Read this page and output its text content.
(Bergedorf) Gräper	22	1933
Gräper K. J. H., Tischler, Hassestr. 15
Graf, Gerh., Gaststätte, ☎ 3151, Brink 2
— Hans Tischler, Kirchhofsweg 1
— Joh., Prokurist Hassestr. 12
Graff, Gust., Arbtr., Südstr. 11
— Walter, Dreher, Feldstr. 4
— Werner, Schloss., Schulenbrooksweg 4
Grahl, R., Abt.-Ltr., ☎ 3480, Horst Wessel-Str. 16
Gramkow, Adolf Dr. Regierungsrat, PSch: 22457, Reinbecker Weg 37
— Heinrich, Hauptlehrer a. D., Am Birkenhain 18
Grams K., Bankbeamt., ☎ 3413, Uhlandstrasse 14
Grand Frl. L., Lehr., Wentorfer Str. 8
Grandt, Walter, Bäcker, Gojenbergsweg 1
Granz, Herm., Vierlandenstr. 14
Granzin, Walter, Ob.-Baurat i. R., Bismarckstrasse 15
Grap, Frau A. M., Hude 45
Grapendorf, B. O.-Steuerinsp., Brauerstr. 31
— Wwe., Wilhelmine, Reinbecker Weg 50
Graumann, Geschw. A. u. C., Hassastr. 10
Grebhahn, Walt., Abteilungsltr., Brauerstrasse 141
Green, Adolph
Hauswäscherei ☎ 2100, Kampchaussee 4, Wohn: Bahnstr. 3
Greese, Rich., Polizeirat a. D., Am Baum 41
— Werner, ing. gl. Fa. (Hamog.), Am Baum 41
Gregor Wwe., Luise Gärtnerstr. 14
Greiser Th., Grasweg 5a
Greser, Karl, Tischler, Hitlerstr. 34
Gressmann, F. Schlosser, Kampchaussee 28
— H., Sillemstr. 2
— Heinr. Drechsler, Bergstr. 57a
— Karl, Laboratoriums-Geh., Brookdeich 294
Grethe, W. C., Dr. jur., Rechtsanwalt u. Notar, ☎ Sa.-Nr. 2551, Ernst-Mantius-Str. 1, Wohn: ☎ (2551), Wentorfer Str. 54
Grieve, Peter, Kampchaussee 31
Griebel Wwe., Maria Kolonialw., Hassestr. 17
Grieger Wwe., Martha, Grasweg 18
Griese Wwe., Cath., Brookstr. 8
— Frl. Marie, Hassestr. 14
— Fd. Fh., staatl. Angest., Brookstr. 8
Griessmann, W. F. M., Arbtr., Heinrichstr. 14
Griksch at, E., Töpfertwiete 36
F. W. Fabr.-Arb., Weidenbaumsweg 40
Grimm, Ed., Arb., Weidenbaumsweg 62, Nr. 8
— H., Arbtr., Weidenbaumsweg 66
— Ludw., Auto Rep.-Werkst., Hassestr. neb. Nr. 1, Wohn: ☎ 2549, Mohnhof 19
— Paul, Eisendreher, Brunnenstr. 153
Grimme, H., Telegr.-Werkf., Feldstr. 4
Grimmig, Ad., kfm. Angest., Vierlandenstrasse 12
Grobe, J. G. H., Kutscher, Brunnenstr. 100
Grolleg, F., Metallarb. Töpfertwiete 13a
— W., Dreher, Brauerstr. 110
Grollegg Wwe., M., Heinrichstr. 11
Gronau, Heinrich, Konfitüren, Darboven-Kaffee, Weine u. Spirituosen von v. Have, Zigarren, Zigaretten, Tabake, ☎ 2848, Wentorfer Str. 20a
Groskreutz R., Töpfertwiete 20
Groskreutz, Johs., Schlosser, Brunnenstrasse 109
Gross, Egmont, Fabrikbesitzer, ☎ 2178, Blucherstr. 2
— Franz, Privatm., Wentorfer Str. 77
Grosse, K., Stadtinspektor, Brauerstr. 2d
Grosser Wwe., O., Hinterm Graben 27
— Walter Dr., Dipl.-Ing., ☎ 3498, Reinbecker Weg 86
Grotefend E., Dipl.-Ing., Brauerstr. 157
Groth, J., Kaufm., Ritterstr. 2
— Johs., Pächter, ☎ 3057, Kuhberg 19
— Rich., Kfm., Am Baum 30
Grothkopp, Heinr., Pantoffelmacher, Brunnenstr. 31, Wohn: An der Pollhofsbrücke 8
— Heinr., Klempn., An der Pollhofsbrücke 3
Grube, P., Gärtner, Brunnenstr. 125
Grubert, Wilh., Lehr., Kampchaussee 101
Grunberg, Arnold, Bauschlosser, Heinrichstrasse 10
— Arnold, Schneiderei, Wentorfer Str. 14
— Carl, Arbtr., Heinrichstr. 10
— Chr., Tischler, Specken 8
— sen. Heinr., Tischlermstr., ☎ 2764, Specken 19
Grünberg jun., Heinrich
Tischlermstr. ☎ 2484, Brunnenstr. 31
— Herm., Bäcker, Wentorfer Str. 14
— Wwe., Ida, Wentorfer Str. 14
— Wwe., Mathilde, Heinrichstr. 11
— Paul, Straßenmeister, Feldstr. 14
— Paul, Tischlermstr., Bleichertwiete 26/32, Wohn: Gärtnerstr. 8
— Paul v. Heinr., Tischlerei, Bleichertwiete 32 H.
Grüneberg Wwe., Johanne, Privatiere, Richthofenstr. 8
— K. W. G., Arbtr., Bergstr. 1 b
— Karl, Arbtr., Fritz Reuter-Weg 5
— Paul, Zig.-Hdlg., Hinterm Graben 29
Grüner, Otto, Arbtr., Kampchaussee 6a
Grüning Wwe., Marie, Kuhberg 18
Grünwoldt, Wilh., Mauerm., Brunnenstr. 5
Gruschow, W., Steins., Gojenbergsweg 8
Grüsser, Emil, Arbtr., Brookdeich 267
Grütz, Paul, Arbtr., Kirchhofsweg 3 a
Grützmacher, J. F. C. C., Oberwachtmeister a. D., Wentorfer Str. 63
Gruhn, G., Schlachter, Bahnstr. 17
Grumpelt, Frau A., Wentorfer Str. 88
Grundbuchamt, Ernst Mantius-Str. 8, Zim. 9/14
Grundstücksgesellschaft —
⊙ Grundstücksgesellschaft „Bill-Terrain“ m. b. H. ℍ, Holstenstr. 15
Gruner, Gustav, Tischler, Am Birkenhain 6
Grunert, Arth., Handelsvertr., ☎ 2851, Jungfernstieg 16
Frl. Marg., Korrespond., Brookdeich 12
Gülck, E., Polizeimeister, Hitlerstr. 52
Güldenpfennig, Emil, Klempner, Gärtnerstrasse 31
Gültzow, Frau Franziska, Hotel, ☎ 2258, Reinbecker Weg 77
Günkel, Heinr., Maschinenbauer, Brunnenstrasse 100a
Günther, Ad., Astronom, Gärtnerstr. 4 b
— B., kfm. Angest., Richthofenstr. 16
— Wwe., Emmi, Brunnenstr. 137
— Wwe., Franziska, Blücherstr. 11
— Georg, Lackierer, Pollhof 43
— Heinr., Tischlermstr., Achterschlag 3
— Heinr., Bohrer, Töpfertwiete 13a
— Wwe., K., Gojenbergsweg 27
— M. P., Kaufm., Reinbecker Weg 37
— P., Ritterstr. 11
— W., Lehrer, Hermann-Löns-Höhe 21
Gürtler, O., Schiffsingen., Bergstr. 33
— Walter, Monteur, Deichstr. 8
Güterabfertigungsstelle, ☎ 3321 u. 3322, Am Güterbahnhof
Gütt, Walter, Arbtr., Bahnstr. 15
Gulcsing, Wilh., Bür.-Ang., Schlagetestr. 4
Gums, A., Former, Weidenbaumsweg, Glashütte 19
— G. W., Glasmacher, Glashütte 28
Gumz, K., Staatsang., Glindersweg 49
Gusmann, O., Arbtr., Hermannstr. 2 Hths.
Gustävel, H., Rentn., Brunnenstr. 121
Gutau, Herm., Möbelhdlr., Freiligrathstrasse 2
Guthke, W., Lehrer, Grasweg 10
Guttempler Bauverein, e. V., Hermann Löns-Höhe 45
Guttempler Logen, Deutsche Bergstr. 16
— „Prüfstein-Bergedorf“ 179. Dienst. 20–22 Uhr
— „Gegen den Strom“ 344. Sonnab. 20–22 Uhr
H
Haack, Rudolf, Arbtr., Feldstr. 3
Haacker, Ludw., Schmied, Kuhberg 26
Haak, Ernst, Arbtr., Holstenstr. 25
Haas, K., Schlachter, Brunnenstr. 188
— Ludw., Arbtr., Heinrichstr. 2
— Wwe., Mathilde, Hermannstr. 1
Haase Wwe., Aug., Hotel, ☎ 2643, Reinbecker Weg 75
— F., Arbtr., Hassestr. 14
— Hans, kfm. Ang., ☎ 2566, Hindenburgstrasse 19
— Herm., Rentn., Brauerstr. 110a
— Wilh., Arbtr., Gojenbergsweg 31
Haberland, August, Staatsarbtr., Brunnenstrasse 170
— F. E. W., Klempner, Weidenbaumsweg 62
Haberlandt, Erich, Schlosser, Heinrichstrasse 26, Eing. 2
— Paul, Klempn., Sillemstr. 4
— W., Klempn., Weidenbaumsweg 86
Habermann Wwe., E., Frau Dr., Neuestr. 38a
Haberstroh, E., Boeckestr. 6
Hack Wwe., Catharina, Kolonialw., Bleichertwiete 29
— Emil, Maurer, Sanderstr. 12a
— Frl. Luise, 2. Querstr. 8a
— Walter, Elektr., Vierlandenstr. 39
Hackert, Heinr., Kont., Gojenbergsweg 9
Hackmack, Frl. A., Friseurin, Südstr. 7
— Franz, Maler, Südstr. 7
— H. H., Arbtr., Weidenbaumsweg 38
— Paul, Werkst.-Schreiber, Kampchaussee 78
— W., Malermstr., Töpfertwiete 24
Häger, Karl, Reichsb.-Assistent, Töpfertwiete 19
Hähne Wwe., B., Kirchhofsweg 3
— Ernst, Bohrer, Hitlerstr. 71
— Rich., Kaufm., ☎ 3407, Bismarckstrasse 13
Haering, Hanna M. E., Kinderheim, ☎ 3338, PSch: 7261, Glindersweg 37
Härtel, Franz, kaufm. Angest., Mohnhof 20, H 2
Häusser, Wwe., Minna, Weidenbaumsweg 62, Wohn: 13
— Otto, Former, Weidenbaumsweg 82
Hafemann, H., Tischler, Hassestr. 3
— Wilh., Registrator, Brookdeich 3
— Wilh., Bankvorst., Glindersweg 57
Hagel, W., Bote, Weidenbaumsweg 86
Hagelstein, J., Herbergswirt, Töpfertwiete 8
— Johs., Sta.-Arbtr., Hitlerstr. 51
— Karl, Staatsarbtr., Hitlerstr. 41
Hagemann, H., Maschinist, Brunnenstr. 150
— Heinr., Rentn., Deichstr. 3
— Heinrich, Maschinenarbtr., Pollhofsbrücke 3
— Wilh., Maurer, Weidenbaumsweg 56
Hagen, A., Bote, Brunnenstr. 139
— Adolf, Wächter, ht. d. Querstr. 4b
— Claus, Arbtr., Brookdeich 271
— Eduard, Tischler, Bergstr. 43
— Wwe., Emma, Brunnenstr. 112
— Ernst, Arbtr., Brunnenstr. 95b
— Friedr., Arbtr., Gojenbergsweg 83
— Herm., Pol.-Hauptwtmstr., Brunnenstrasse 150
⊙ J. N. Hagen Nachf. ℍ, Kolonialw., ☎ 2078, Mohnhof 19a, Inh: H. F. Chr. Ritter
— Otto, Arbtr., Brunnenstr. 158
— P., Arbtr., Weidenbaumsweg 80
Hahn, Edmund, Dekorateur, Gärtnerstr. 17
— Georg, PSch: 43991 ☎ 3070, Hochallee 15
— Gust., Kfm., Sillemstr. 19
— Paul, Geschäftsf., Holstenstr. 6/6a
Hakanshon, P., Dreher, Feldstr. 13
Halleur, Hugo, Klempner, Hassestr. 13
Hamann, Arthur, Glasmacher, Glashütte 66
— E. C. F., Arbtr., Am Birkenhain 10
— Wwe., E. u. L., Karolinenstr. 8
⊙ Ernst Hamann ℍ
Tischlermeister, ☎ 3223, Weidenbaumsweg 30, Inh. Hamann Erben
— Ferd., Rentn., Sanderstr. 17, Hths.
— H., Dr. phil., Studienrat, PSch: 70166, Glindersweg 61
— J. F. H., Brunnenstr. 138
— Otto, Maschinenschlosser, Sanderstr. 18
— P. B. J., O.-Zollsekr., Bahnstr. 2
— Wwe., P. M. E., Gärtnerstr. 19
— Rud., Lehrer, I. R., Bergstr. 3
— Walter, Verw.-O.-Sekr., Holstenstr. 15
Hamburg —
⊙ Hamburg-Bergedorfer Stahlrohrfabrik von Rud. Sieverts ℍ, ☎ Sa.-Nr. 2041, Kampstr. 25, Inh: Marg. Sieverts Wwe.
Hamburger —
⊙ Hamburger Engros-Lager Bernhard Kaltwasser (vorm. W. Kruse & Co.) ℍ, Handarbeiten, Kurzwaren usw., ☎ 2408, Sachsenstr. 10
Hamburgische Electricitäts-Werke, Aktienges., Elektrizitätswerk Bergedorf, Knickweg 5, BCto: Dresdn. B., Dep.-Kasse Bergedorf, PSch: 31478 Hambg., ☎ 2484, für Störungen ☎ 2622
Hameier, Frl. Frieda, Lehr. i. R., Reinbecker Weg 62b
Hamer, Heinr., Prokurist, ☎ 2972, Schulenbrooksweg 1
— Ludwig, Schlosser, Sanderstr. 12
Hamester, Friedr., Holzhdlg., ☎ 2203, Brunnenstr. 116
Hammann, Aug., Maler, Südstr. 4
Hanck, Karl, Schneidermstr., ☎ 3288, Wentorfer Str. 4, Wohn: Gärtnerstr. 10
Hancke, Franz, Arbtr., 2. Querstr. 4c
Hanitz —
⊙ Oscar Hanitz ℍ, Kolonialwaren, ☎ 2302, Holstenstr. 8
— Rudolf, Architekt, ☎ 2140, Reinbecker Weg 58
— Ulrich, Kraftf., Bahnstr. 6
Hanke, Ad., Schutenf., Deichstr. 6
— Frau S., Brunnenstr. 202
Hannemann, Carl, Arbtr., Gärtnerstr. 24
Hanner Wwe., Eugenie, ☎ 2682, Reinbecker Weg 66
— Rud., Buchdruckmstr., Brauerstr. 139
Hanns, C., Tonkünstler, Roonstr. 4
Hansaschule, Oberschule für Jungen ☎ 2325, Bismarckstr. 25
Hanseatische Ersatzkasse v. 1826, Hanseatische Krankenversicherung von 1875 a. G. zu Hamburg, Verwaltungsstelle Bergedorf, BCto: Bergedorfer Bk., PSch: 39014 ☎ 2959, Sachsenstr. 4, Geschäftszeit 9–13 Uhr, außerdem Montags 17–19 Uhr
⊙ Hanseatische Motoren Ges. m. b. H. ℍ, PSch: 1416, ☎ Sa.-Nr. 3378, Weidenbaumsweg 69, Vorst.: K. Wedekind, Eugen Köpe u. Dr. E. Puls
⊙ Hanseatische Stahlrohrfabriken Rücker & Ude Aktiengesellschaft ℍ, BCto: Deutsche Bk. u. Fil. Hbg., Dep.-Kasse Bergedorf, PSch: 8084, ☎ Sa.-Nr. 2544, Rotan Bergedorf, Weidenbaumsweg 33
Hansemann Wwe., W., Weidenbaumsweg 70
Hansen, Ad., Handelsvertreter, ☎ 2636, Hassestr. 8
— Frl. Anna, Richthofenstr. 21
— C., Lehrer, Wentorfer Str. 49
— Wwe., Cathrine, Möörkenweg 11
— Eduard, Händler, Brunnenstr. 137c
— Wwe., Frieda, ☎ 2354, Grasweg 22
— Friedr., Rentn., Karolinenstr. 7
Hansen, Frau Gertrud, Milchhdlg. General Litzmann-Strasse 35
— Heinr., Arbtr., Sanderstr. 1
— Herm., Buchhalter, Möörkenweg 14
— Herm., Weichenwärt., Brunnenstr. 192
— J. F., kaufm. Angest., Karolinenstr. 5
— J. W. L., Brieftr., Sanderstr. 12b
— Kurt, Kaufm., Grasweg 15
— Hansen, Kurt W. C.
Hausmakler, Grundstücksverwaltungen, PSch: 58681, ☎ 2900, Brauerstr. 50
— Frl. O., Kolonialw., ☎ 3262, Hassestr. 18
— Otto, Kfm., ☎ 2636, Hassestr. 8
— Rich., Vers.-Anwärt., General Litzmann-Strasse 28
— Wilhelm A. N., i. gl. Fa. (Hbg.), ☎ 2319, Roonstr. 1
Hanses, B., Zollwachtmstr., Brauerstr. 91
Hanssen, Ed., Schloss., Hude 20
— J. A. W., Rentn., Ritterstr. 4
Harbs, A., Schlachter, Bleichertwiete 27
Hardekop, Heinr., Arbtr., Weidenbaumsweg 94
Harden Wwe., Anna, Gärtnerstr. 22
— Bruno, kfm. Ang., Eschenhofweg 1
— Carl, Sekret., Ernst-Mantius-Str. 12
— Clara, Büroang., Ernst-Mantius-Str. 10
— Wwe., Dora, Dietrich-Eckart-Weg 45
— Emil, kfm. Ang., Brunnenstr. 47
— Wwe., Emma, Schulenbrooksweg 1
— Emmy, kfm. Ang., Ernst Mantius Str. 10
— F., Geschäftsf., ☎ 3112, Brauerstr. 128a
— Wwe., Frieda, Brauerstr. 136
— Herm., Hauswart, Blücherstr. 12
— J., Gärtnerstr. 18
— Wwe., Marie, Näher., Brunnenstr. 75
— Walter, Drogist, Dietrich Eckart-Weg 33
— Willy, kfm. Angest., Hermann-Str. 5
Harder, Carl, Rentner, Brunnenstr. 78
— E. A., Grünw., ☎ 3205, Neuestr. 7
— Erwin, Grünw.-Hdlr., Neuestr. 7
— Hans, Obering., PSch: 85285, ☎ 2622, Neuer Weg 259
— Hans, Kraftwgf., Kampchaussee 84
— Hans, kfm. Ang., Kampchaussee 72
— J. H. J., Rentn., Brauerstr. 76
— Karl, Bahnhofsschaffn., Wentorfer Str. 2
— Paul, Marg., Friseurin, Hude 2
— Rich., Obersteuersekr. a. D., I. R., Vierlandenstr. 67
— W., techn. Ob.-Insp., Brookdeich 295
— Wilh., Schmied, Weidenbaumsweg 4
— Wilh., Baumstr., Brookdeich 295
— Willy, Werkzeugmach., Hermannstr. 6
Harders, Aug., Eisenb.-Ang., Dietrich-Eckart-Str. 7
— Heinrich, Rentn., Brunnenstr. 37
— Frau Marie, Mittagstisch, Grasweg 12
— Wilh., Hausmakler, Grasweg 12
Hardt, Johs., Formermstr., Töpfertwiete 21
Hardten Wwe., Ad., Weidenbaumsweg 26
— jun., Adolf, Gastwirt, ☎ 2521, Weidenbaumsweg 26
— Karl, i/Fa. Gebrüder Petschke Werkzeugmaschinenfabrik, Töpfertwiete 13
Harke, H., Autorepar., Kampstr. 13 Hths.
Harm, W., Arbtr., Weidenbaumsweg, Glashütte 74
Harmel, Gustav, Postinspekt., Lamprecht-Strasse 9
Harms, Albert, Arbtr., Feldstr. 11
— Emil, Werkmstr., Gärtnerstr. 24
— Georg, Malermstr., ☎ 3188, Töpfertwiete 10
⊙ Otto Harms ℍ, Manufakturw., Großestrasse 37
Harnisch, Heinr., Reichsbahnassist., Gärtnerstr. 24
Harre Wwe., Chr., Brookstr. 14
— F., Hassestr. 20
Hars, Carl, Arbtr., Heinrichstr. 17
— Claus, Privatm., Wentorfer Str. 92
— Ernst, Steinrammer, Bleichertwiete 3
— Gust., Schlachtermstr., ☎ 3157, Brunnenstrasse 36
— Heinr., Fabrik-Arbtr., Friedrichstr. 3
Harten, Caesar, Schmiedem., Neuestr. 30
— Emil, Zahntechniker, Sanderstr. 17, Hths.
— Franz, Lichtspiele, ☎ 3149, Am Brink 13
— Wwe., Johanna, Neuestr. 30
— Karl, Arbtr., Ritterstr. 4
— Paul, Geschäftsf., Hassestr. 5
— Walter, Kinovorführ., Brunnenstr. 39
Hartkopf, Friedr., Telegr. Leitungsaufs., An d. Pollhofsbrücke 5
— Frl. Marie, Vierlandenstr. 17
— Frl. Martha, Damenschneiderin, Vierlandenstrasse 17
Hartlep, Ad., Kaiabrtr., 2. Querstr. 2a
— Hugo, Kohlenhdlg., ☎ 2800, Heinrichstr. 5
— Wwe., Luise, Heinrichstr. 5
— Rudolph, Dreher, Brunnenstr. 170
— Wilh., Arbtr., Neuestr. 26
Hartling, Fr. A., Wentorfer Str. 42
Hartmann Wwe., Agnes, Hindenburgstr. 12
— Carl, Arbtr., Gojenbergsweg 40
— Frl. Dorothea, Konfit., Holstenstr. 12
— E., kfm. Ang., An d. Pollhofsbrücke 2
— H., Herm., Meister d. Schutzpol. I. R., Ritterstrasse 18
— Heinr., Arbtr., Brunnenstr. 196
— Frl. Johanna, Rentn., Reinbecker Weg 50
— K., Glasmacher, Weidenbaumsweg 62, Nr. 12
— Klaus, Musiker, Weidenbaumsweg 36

» Exercise aim
Copy every line of the listing that contains the word "Schulenbrooksweg".

» Written reply
— Werner, Schloss., Schulenbrooksweg 4
Hamer, Heinr., Prokurist, ☎ 2972, Schulenbrooksweg 1
— Wwe., Emma, Schulenbrooksweg 1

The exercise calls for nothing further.